▶ [Work to do]
Below are the records; locate each line with the word "title" and copy it.
+ + +
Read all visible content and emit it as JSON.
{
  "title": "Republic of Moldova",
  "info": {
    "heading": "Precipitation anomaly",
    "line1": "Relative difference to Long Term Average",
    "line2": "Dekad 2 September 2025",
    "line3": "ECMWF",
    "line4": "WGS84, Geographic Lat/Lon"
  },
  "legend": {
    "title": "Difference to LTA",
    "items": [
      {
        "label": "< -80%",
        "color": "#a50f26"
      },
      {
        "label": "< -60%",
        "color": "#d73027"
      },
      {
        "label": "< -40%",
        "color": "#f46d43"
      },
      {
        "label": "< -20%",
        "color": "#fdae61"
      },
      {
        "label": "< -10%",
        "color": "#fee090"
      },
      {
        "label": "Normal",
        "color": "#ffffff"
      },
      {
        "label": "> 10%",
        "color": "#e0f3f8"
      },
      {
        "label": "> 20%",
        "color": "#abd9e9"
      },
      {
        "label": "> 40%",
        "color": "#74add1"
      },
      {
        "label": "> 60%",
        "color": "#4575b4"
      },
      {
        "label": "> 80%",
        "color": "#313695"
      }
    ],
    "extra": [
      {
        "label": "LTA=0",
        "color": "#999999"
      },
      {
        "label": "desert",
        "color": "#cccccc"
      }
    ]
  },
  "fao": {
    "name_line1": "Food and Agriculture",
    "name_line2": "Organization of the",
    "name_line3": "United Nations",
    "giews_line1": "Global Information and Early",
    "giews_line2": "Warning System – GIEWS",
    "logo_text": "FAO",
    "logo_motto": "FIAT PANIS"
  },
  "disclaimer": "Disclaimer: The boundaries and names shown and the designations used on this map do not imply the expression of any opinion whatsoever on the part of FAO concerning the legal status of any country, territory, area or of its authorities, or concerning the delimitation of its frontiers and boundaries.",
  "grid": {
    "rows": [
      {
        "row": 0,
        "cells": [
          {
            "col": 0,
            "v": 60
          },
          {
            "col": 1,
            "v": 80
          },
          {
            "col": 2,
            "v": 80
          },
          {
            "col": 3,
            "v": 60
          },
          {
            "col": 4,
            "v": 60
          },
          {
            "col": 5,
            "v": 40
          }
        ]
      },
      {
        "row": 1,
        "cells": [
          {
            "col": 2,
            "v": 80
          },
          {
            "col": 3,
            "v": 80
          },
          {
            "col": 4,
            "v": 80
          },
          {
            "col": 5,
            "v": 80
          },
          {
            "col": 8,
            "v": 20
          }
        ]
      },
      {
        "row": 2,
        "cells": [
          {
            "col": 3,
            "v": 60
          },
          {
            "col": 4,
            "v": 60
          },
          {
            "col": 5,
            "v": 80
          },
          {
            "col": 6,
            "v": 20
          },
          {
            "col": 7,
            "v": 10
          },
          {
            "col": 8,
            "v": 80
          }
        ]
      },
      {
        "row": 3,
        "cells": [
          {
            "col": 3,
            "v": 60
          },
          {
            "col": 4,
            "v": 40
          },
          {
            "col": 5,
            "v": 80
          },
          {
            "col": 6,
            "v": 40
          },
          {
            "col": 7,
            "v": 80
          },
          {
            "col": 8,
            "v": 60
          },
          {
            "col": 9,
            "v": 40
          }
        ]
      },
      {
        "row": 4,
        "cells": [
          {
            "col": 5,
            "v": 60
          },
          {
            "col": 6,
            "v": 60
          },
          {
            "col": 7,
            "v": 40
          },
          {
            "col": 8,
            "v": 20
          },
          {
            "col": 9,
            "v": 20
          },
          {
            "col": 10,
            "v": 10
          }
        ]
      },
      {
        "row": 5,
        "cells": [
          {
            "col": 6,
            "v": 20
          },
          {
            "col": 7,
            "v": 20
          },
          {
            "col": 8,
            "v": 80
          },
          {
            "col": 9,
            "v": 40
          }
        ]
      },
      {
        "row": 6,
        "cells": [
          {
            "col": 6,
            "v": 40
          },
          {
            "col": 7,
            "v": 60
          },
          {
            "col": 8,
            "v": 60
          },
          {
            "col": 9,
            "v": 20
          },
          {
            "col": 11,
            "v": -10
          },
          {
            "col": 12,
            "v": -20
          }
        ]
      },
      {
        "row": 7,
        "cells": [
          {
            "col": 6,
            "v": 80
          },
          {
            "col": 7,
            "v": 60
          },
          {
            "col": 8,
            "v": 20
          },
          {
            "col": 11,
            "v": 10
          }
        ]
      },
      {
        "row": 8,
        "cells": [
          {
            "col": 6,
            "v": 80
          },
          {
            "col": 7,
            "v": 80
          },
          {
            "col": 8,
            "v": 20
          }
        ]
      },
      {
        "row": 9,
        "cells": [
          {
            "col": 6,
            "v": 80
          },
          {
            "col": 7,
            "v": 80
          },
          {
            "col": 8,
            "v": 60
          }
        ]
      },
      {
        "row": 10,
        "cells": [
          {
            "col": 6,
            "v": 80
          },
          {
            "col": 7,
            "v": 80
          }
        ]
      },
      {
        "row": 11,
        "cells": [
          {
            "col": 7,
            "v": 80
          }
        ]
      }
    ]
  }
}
+ + +
▶ [Exercise response]
  "title": "Republic of Moldova",
    "title": "Difference to LTA",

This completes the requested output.